Your goal →
Quote every line as written. Omit pictures.

#### Data for this exercise ####

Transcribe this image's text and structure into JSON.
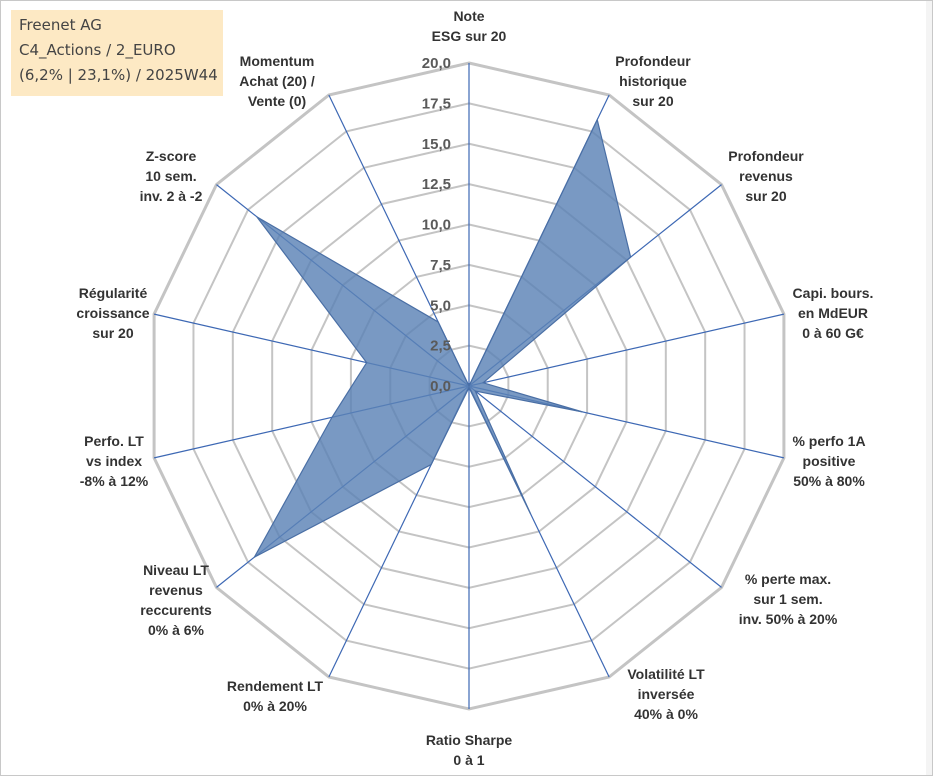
{
  "info": {
    "line1": "Freenet AG",
    "line2": "C4_Actions / 2_EURO",
    "line3": "(6,2% | 23,1%) / 2025W44"
  },
  "colors": {
    "grid": "#c4c4c4",
    "spoke": "#3d68b4",
    "fill": "#5b82b6",
    "stroke": "#4a6fa5",
    "info_bg": "#fde9c4"
  },
  "chart_data": {
    "type": "radar",
    "rmin": 0,
    "rmax": 20,
    "grid_step": 2.5,
    "tick_labels": [
      "0,0",
      "2,5",
      "5,0",
      "7,5",
      "10,0",
      "12,5",
      "15,0",
      "17,5",
      "20,0"
    ],
    "axes": [
      {
        "lines": [
          "Note",
          "ESG sur 20"
        ],
        "value": 0
      },
      {
        "lines": [
          "Profondeur",
          "historique",
          "sur 20"
        ],
        "value": 18.3
      },
      {
        "lines": [
          "Profondeur",
          "revenus",
          "sur 20"
        ],
        "value": 12.8
      },
      {
        "lines": [
          "Capi. bours.",
          "en MdEUR",
          "0 à 60 G€"
        ],
        "value": 0.9
      },
      {
        "lines": [
          "% perfo 1A",
          "positive",
          "50% à 80%"
        ],
        "value": 7.2
      },
      {
        "lines": [
          "% perte max.",
          "sur 1 sem.",
          "inv. 50% à 20%"
        ],
        "value": 0.5
      },
      {
        "lines": [
          "Volatilité LT",
          "inversée",
          "40% à 0%"
        ],
        "value": 8.8
      },
      {
        "lines": [
          "Ratio Sharpe",
          "0 à 1"
        ],
        "value": 0.1
      },
      {
        "lines": [
          "Rendement LT",
          "0% à 20%"
        ],
        "value": 5.4
      },
      {
        "lines": [
          "Niveau LT",
          "revenus",
          "reccurents",
          "0% à 6%"
        ],
        "value": 17.0
      },
      {
        "lines": [
          "Perfo. LT",
          "vs index",
          "-8% à 12%"
        ],
        "value": 8.7
      },
      {
        "lines": [
          "Régularité",
          "croissance",
          "sur 20"
        ],
        "value": 6.5
      },
      {
        "lines": [
          "Z-score",
          "10 sem.",
          "inv. 2 à -2"
        ],
        "value": 16.8
      },
      {
        "lines": [
          "Momentum",
          "Achat (20) /",
          "Vente (0)"
        ],
        "value": 4.4
      }
    ]
  }
}
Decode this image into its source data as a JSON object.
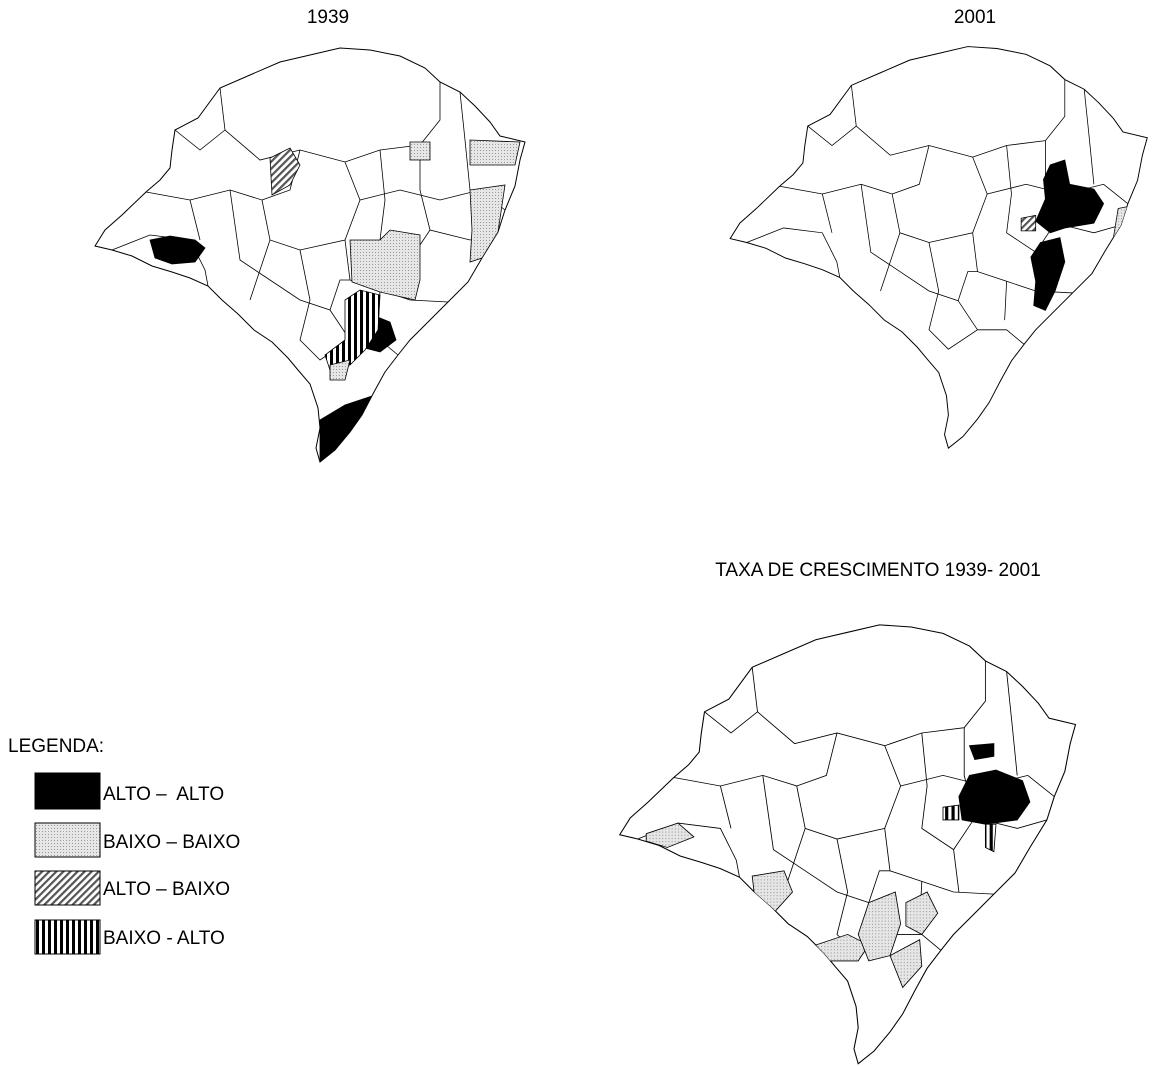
{
  "maps": [
    {
      "title": "1939"
    },
    {
      "title": "2001"
    },
    {
      "title": "TAXA DE CRESCIMENTO 1939- 2001"
    }
  ],
  "legend": {
    "title": "LEGENDA:",
    "items": [
      {
        "label": "ALTO –  ALTO"
      },
      {
        "label": "BAIXO – BAIXO"
      },
      {
        "label": "ALTO – BAIXO"
      },
      {
        "label": "BAIXO - ALTO"
      }
    ]
  }
}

####

Response to the exercise →
Transcribe this image's text and structure into JSON.
{
  "info": {
    "line1": "Freenet AG",
    "line2": "C4_Actions / 2_EURO",
    "line3": "(6,2% | 23,1%) / 2025W44"
  },
  "colors": {
    "grid": "#c4c4c4",
    "spoke": "#3d68b4",
    "fill": "#5b82b6",
    "stroke": "#4a6fa5",
    "info_bg": "#fde9c4"
  },
  "chart_data": {
    "type": "radar",
    "rmin": 0,
    "rmax": 20,
    "grid_step": 2.5,
    "tick_labels": [
      "0,0",
      "2,5",
      "5,0",
      "7,5",
      "10,0",
      "12,5",
      "15,0",
      "17,5",
      "20,0"
    ],
    "axes": [
      {
        "lines": [
          "Note",
          "ESG sur 20"
        ],
        "value": 0
      },
      {
        "lines": [
          "Profondeur",
          "historique",
          "sur 20"
        ],
        "value": 18.3
      },
      {
        "lines": [
          "Profondeur",
          "revenus",
          "sur 20"
        ],
        "value": 12.8
      },
      {
        "lines": [
          "Capi. bours.",
          "en MdEUR",
          "0 à 60 G€"
        ],
        "value": 0.9
      },
      {
        "lines": [
          "% perfo 1A",
          "positive",
          "50% à 80%"
        ],
        "value": 7.2
      },
      {
        "lines": [
          "% perte max.",
          "sur 1 sem.",
          "inv. 50% à 20%"
        ],
        "value": 0.5
      },
      {
        "lines": [
          "Volatilité LT",
          "inversée",
          "40% à 0%"
        ],
        "value": 8.8
      },
      {
        "lines": [
          "Ratio Sharpe",
          "0 à 1"
        ],
        "value": 0.1
      },
      {
        "lines": [
          "Rendement LT",
          "0% à 20%"
        ],
        "value": 5.4
      },
      {
        "lines": [
          "Niveau LT",
          "revenus",
          "reccurents",
          "0% à 6%"
        ],
        "value": 17.0
      },
      {
        "lines": [
          "Perfo. LT",
          "vs index",
          "-8% à 12%"
        ],
        "value": 8.7
      },
      {
        "lines": [
          "Régularité",
          "croissance",
          "sur 20"
        ],
        "value": 6.5
      },
      {
        "lines": [
          "Z-score",
          "10 sem.",
          "inv. 2 à -2"
        ],
        "value": 16.8
      },
      {
        "lines": [
          "Momentum",
          "Achat (20) /",
          "Vente (0)"
        ],
        "value": 4.4
      }
    ]
  }
}
Decode this image into its source data as a JSON object.
{
  "maps": [
    {
      "title": "1939"
    },
    {
      "title": "2001"
    },
    {
      "title": "TAXA DE CRESCIMENTO 1939- 2001"
    }
  ],
  "legend": {
    "title": "LEGENDA:",
    "items": [
      {
        "label": "ALTO –  ALTO"
      },
      {
        "label": "BAIXO – BAIXO"
      },
      {
        "label": "ALTO – BAIXO"
      },
      {
        "label": "BAIXO - ALTO"
      }
    ]
  }
}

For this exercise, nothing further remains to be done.